● Excerpt from a dataset:
--- START ---

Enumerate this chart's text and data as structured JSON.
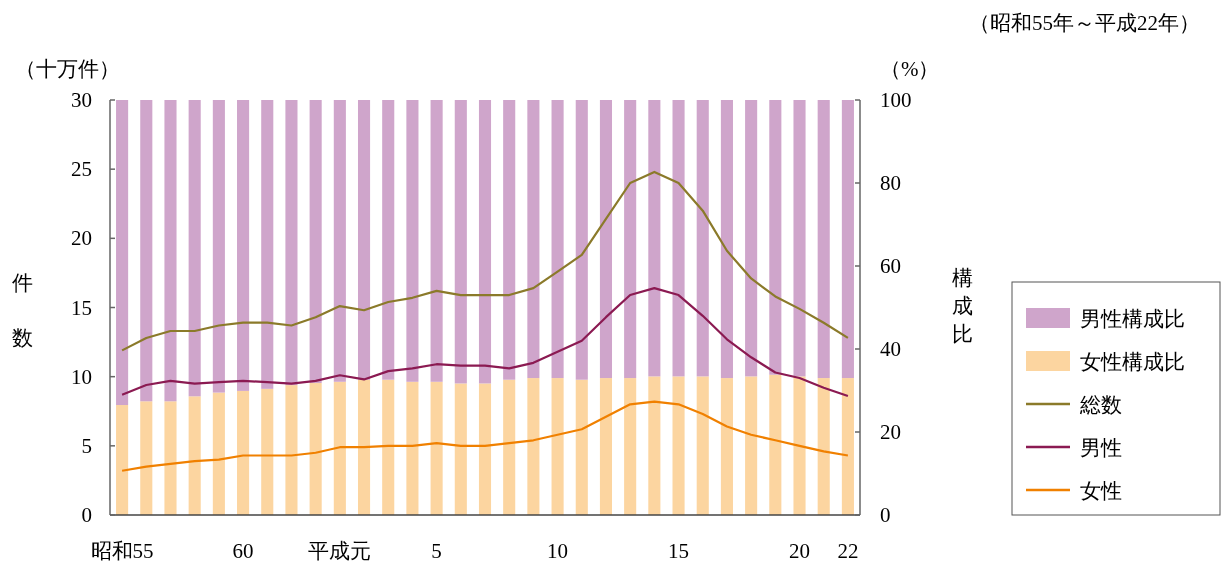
{
  "chart_data": {
    "type": "bar",
    "stacked": true,
    "subtitle": "（昭和55年～平成22年）",
    "ylabel": "件数",
    "y2label": "構成比",
    "annotations": [
      "（十万件）",
      "（%）"
    ],
    "categories": [
      "昭和55",
      null,
      null,
      null,
      null,
      "60",
      null,
      null,
      null,
      "平成元",
      null,
      null,
      null,
      "5",
      null,
      null,
      null,
      null,
      "10",
      null,
      null,
      null,
      null,
      "15",
      null,
      null,
      null,
      null,
      "20",
      null,
      "22"
    ],
    "ylim": [
      0,
      30
    ],
    "yticks": [
      0,
      5,
      10,
      15,
      20,
      25,
      30
    ],
    "y2lim": [
      0,
      100
    ],
    "y2ticks": [
      0,
      20,
      40,
      60,
      80,
      100
    ],
    "legend": "right",
    "marker": "none",
    "line_style": "solid",
    "series": [
      {
        "name": "女性構成比",
        "axis": "y2",
        "color": "#fcd5a0",
        "values": [
          26.5,
          27.4,
          27.4,
          28.6,
          29.5,
          29.9,
          30.4,
          31.3,
          31.8,
          32.1,
          32.6,
          32.6,
          32.1,
          32.1,
          31.7,
          31.7,
          32.6,
          33.0,
          33.0,
          32.6,
          33.0,
          33.0,
          33.4,
          33.4,
          33.4,
          33.0,
          33.4,
          33.8,
          33.4,
          33.0,
          33.0
        ]
      },
      {
        "name": "男性構成比",
        "axis": "y2",
        "color": "#cfa5cb",
        "values": [
          73.5,
          72.6,
          72.6,
          71.4,
          70.5,
          70.1,
          69.6,
          68.7,
          68.2,
          67.9,
          67.4,
          67.4,
          67.9,
          67.9,
          68.3,
          68.3,
          67.4,
          67.0,
          67.0,
          67.4,
          67.0,
          67.0,
          66.6,
          66.6,
          66.6,
          67.0,
          66.6,
          66.2,
          66.6,
          67.0,
          67.0
        ]
      },
      {
        "name": "総数",
        "type": "line",
        "color": "#8b7a2a",
        "values": [
          11.9,
          12.8,
          13.3,
          13.3,
          13.7,
          13.9,
          13.9,
          13.7,
          14.3,
          15.1,
          14.8,
          15.4,
          15.7,
          16.2,
          15.9,
          15.9,
          15.9,
          16.4,
          17.6,
          18.8,
          21.4,
          24.0,
          24.8,
          24.0,
          22.0,
          19.1,
          17.1,
          15.8,
          14.9,
          13.9,
          12.8
        ]
      },
      {
        "name": "男性",
        "type": "line",
        "color": "#8b1a52",
        "values": [
          8.7,
          9.4,
          9.7,
          9.5,
          9.6,
          9.7,
          9.6,
          9.5,
          9.7,
          10.1,
          9.8,
          10.4,
          10.6,
          10.9,
          10.8,
          10.8,
          10.6,
          11.0,
          11.8,
          12.6,
          14.3,
          15.9,
          16.4,
          15.9,
          14.4,
          12.7,
          11.4,
          10.3,
          9.9,
          9.2,
          8.6
        ]
      },
      {
        "name": "女性",
        "type": "line",
        "color": "#f08000",
        "values": [
          3.2,
          3.5,
          3.7,
          3.9,
          4.0,
          4.3,
          4.3,
          4.3,
          4.5,
          4.9,
          4.9,
          5.0,
          5.0,
          5.2,
          5.0,
          5.0,
          5.2,
          5.4,
          5.8,
          6.2,
          7.1,
          8.0,
          8.2,
          8.0,
          7.3,
          6.4,
          5.8,
          5.4,
          5.0,
          4.6,
          4.3
        ]
      }
    ]
  }
}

--- END ---

● Goal of the exercise: Give an exact copy of the material, leaving out every picture.

● Finished task:
Enumerate this chart's text and data as structured JSON.
{
  "chart_data": {
    "type": "bar",
    "stacked": true,
    "subtitle": "（昭和55年～平成22年）",
    "ylabel": "件数",
    "y2label": "構成比",
    "annotations": [
      "（十万件）",
      "（%）"
    ],
    "categories": [
      "昭和55",
      null,
      null,
      null,
      null,
      "60",
      null,
      null,
      null,
      "平成元",
      null,
      null,
      null,
      "5",
      null,
      null,
      null,
      null,
      "10",
      null,
      null,
      null,
      null,
      "15",
      null,
      null,
      null,
      null,
      "20",
      null,
      "22"
    ],
    "ylim": [
      0,
      30
    ],
    "yticks": [
      0,
      5,
      10,
      15,
      20,
      25,
      30
    ],
    "y2lim": [
      0,
      100
    ],
    "y2ticks": [
      0,
      20,
      40,
      60,
      80,
      100
    ],
    "legend": "right",
    "marker": "none",
    "line_style": "solid",
    "series": [
      {
        "name": "女性構成比",
        "axis": "y2",
        "color": "#fcd5a0",
        "values": [
          26.5,
          27.4,
          27.4,
          28.6,
          29.5,
          29.9,
          30.4,
          31.3,
          31.8,
          32.1,
          32.6,
          32.6,
          32.1,
          32.1,
          31.7,
          31.7,
          32.6,
          33.0,
          33.0,
          32.6,
          33.0,
          33.0,
          33.4,
          33.4,
          33.4,
          33.0,
          33.4,
          33.8,
          33.4,
          33.0,
          33.0
        ]
      },
      {
        "name": "男性構成比",
        "axis": "y2",
        "color": "#cfa5cb",
        "values": [
          73.5,
          72.6,
          72.6,
          71.4,
          70.5,
          70.1,
          69.6,
          68.7,
          68.2,
          67.9,
          67.4,
          67.4,
          67.9,
          67.9,
          68.3,
          68.3,
          67.4,
          67.0,
          67.0,
          67.4,
          67.0,
          67.0,
          66.6,
          66.6,
          66.6,
          67.0,
          66.6,
          66.2,
          66.6,
          67.0,
          67.0
        ]
      },
      {
        "name": "総数",
        "type": "line",
        "color": "#8b7a2a",
        "values": [
          11.9,
          12.8,
          13.3,
          13.3,
          13.7,
          13.9,
          13.9,
          13.7,
          14.3,
          15.1,
          14.8,
          15.4,
          15.7,
          16.2,
          15.9,
          15.9,
          15.9,
          16.4,
          17.6,
          18.8,
          21.4,
          24.0,
          24.8,
          24.0,
          22.0,
          19.1,
          17.1,
          15.8,
          14.9,
          13.9,
          12.8
        ]
      },
      {
        "name": "男性",
        "type": "line",
        "color": "#8b1a52",
        "values": [
          8.7,
          9.4,
          9.7,
          9.5,
          9.6,
          9.7,
          9.6,
          9.5,
          9.7,
          10.1,
          9.8,
          10.4,
          10.6,
          10.9,
          10.8,
          10.8,
          10.6,
          11.0,
          11.8,
          12.6,
          14.3,
          15.9,
          16.4,
          15.9,
          14.4,
          12.7,
          11.4,
          10.3,
          9.9,
          9.2,
          8.6
        ]
      },
      {
        "name": "女性",
        "type": "line",
        "color": "#f08000",
        "values": [
          3.2,
          3.5,
          3.7,
          3.9,
          4.0,
          4.3,
          4.3,
          4.3,
          4.5,
          4.9,
          4.9,
          5.0,
          5.0,
          5.2,
          5.0,
          5.0,
          5.2,
          5.4,
          5.8,
          6.2,
          7.1,
          8.0,
          8.2,
          8.0,
          7.3,
          6.4,
          5.8,
          5.4,
          5.0,
          4.6,
          4.3
        ]
      }
    ]
  }
}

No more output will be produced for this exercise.